>> BEGIN Input for this task

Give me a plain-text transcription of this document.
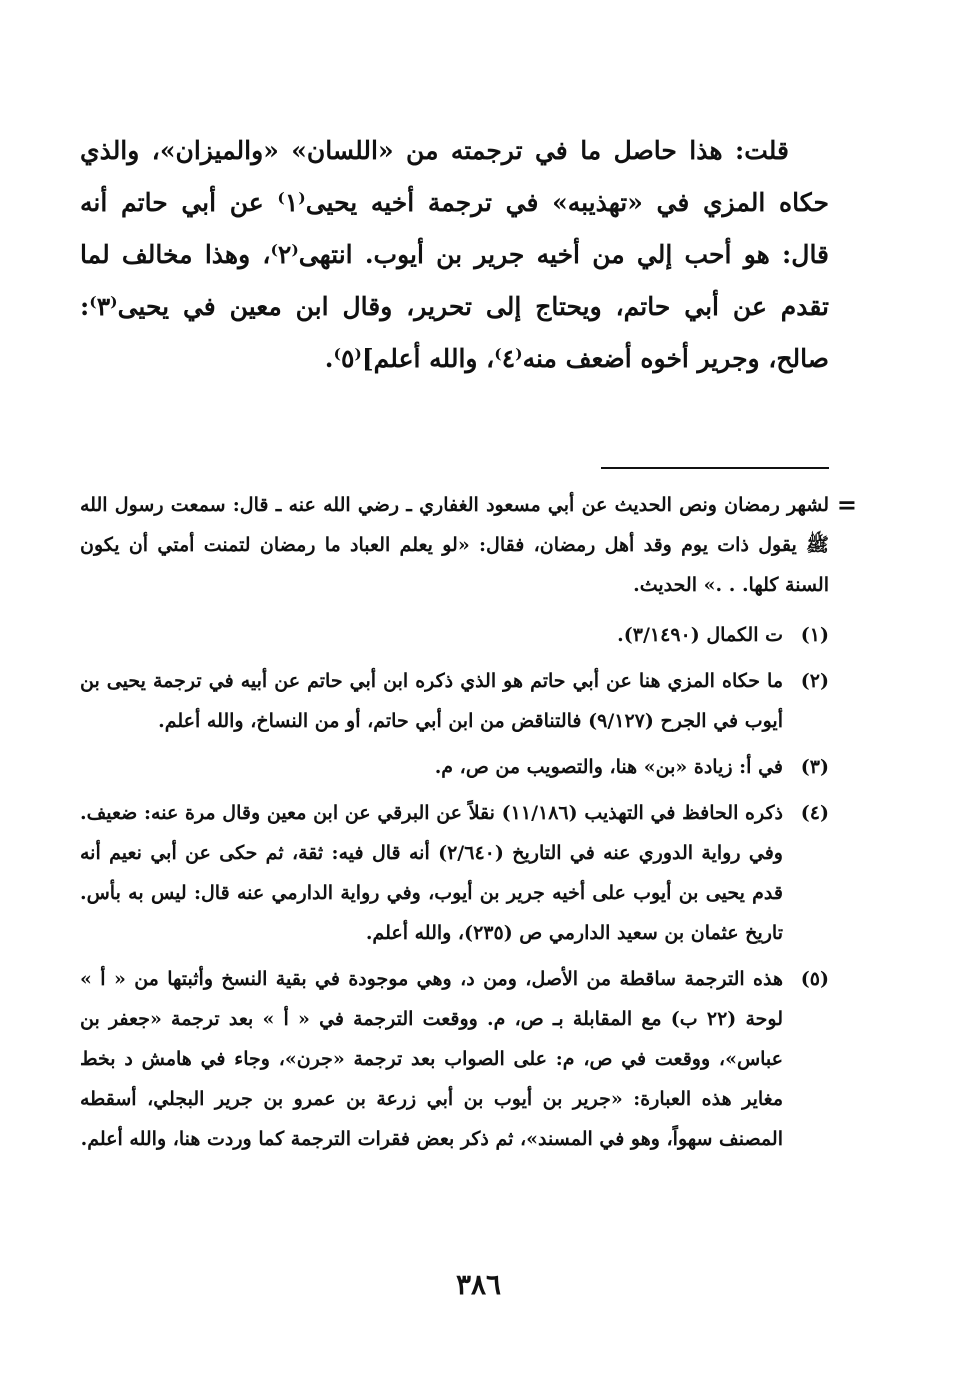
قلت: هذا حاصل ما في ترجمته من «اللسان» «والميزان»، والذي حكاه المزي في «تهذيبه» في ترجمة أخيه يحيى⁽١⁾ عن أبي حاتم أنه قال: هو أحب إلي من أخيه جرير بن أيوب. انتهى⁽٢⁾، وهذا مخالف لما تقدم عن أبي حاتم، ويحتاج إلى تحرير، وقال ابن معين في يحيى⁽٣⁾: صالح، وجرير أخوه أضعف منه⁽٤⁾، والله أعلم]⁽٥⁾.

=

لشهر رمضان ونص الحديث عن أبي مسعود الغفاري ـ رضي الله عنه ـ قال: سمعت رسول الله ﷺ يقول ذات يوم وقد أهل رمضان، فقال: «لو يعلم العباد ما رمضان لتمنت أمتي أن يكون السنة كلها. . .» الحديث.

(١)
ت الكمال (٣/١٤٩٠).
(٢)
ما حكاه المزي هنا عن أبي حاتم هو الذي ذكره ابن أبي حاتم عن أبيه في ترجمة يحيى بن أيوب في الجرح (٩/١٢٧) فالتناقض من ابن أبي حاتم، أو من النساخ، والله أعلم.
(٣)
في أ: زيادة «بن» هنا، والتصويب من ص، م.
(٤)
ذكره الحافظ في التهذيب (١١/١٨٦) نقلاً عن البرقي عن ابن معين وقال مرة عنه: ضعيف. وفي رواية الدوري عنه في التاريخ (٢/٦٤٠) أنه قال فيه: ثقة، ثم حكى عن أبي نعيم أنه قدم يحيى بن أيوب على أخيه جرير بن أيوب، وفي رواية الدارمي عنه قال: ليس به بأس. تاريخ عثمان بن سعيد الدارمي ص (٢٣٥)، والله أعلم.
(٥)
هذه الترجمة ساقطة من الأصل، ومن د، وهي موجودة في بقية النسخ وأثبتها من « أ » لوحة (٢٢ ب) مع المقابلة بـ ص، م. ووقعت الترجمة في « أ » بعد ترجمة «جعفر بن عباس»، ووقعت في ص، م: على الصواب بعد ترجمة «جرن»، وجاء في هامش د بخط مغاير هذه العبارة: «جرير بن أيوب بن أبي زرعة بن عمرو بن جرير البجلي، أسقطه المصنف سهواً، وهو في المسند»، ثم ذكر بعض فقرات الترجمة كما وردت هنا، والله أعلم.
٣٨٦
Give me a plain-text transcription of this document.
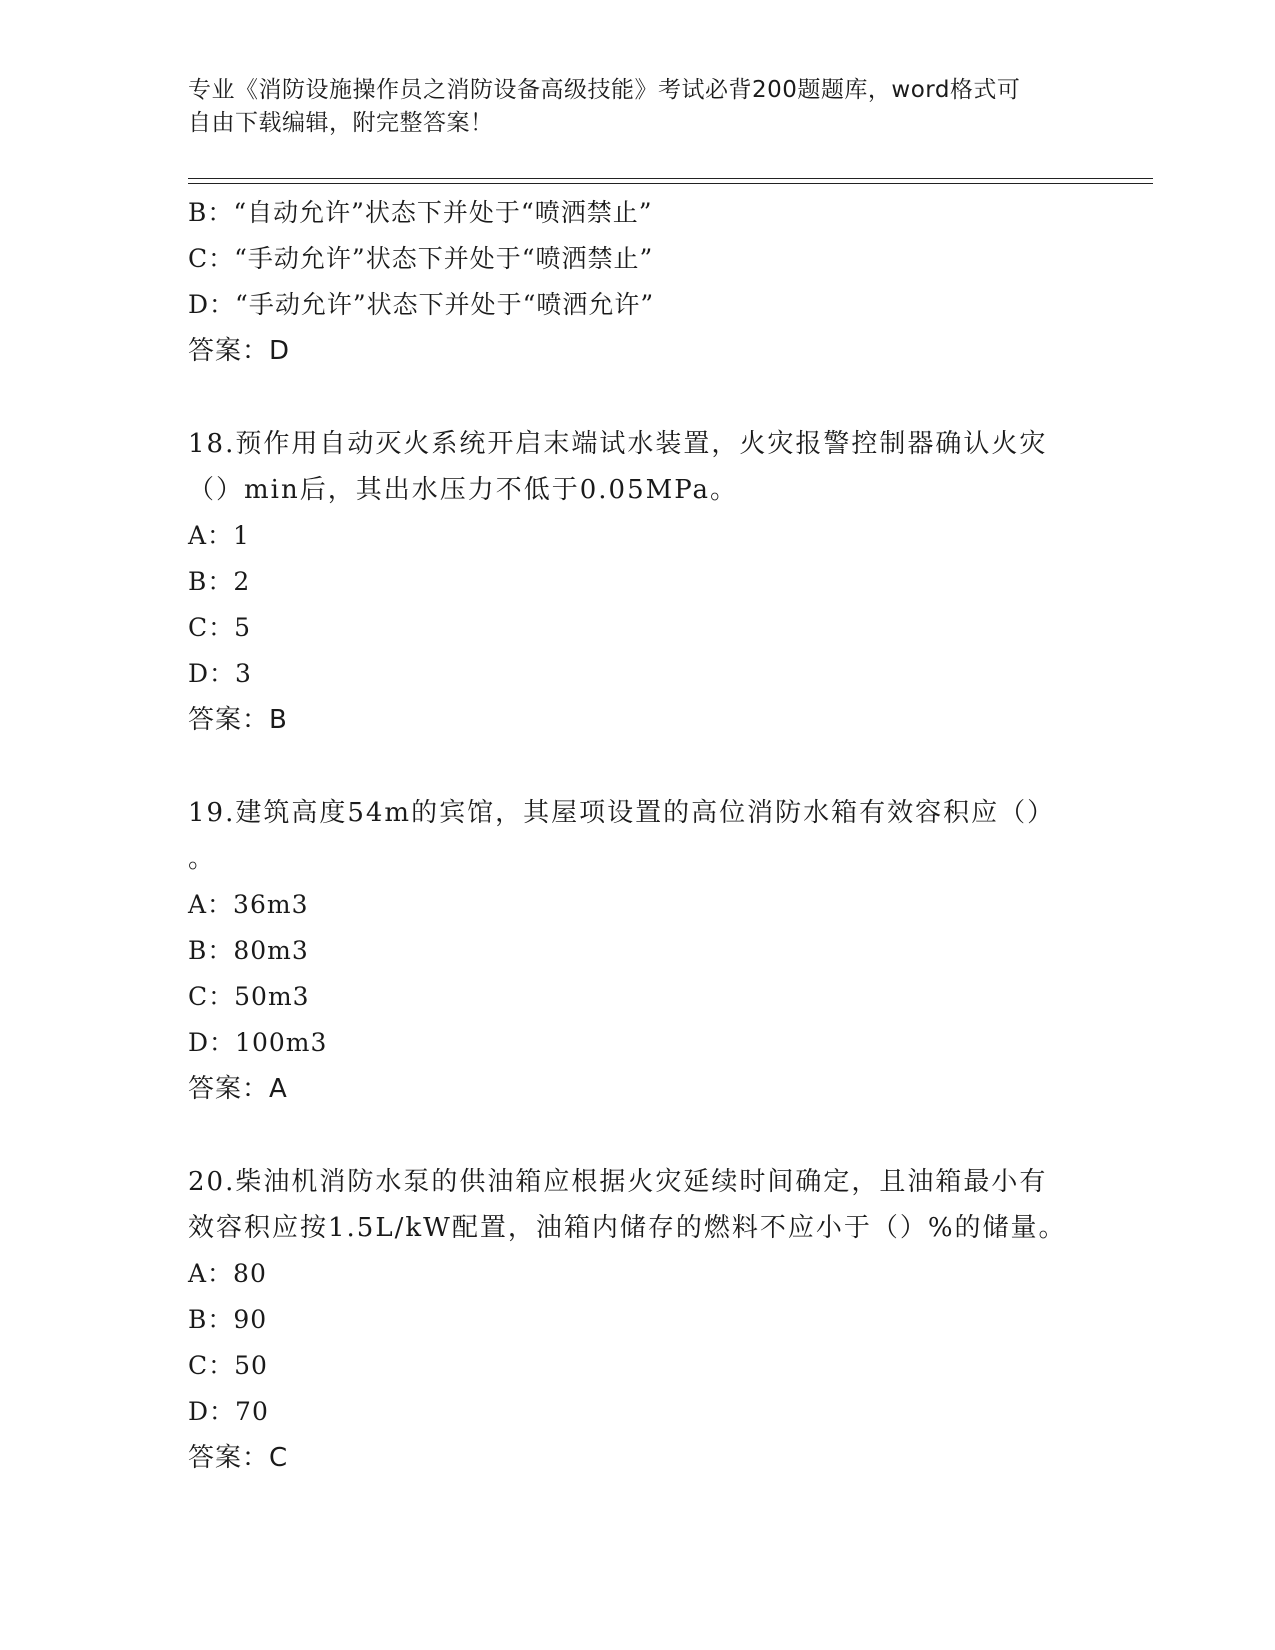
专业《消防设施操作员之消防设备高级技能》考试必背200题题库，word格式可
自由下载编辑，附完整答案！
B：“自动允许”状态下并处于“喷洒禁止”
C：“手动允许”状态下并处于“喷洒禁止”
D：“手动允许”状态下并处于“喷洒允许”
答案：D
18.预作用自动灭火系统开启末端试水装置，火灾报警控制器确认火灾
（）min后，其出水压力不低于0.05MPa。
A：1
B：2
C：5
D：3
答案：B
19.建筑高度54m的宾馆，其屋项设置的高位消防水箱有效容积应（）
。
A：36m3
B：80m3
C：50m3
D：100m3
答案：A
20.柴油机消防水泵的供油箱应根据火灾延续时间确定，且油箱最小有
效容积应按1.5L/kW配置，油箱内储存的燃料不应小于（）%的储量。
A：80
B：90
C：50
D：70
答案：C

>> END Input for this task

Output, exactly, all the records above; include no pictures.

* _Response_
Give me a plain-text transcription of this document.
قلت: هذا حاصل ما في ترجمته من «اللسان» «والميزان»، والذي حكاه المزي في «تهذيبه» في ترجمة أخيه يحيى⁽١⁾ عن أبي حاتم أنه قال: هو أحب إلي من أخيه جرير بن أيوب. انتهى⁽٢⁾، وهذا مخالف لما تقدم عن أبي حاتم، ويحتاج إلى تحرير، وقال ابن معين في يحيى⁽٣⁾: صالح، وجرير أخوه أضعف منه⁽٤⁾، والله أعلم]⁽٥⁾.

=

لشهر رمضان ونص الحديث عن أبي مسعود الغفاري ـ رضي الله عنه ـ قال: سمعت رسول الله ﷺ يقول ذات يوم وقد أهل رمضان، فقال: «لو يعلم العباد ما رمضان لتمنت أمتي أن يكون السنة كلها. . .» الحديث.

(١)
ت الكمال (٣/١٤٩٠).
(٢)
ما حكاه المزي هنا عن أبي حاتم هو الذي ذكره ابن أبي حاتم عن أبيه في ترجمة يحيى بن أيوب في الجرح (٩/١٢٧) فالتناقض من ابن أبي حاتم، أو من النساخ، والله أعلم.
(٣)
في أ: زيادة «بن» هنا، والتصويب من ص، م.
(٤)
ذكره الحافظ في التهذيب (١١/١٨٦) نقلاً عن البرقي عن ابن معين وقال مرة عنه: ضعيف. وفي رواية الدوري عنه في التاريخ (٢/٦٤٠) أنه قال فيه: ثقة، ثم حكى عن أبي نعيم أنه قدم يحيى بن أيوب على أخيه جرير بن أيوب، وفي رواية الدارمي عنه قال: ليس به بأس. تاريخ عثمان بن سعيد الدارمي ص (٢٣٥)، والله أعلم.
(٥)
هذه الترجمة ساقطة من الأصل، ومن د، وهي موجودة في بقية النسخ وأثبتها من « أ » لوحة (٢٢ ب) مع المقابلة بـ ص، م. ووقعت الترجمة في « أ » بعد ترجمة «جعفر بن عباس»، ووقعت في ص، م: على الصواب بعد ترجمة «جرن»، وجاء في هامش د بخط مغاير هذه العبارة: «جرير بن أيوب بن أبي زرعة بن عمرو بن جرير البجلي، أسقطه المصنف سهواً، وهو في المسند»، ثم ذكر بعض فقرات الترجمة كما وردت هنا، والله أعلم.
٣٨٦
Give me a plain-text transcription of this document.
专业《消防设施操作员之消防设备高级技能》考试必背200题题库，word格式可
自由下载编辑，附完整答案！
B：“自动允许”状态下并处于“喷洒禁止”
C：“手动允许”状态下并处于“喷洒禁止”
D：“手动允许”状态下并处于“喷洒允许”
答案：D
18.预作用自动灭火系统开启末端试水装置，火灾报警控制器确认火灾
（）min后，其出水压力不低于0.05MPa。
A：1
B：2
C：5
D：3
答案：B
19.建筑高度54m的宾馆，其屋项设置的高位消防水箱有效容积应（）
。
A：36m3
B：80m3
C：50m3
D：100m3
答案：A
20.柴油机消防水泵的供油箱应根据火灾延续时间确定，且油箱最小有
效容积应按1.5L/kW配置，油箱内储存的燃料不应小于（）%的储量。
A：80
B：90
C：50
D：70
答案：C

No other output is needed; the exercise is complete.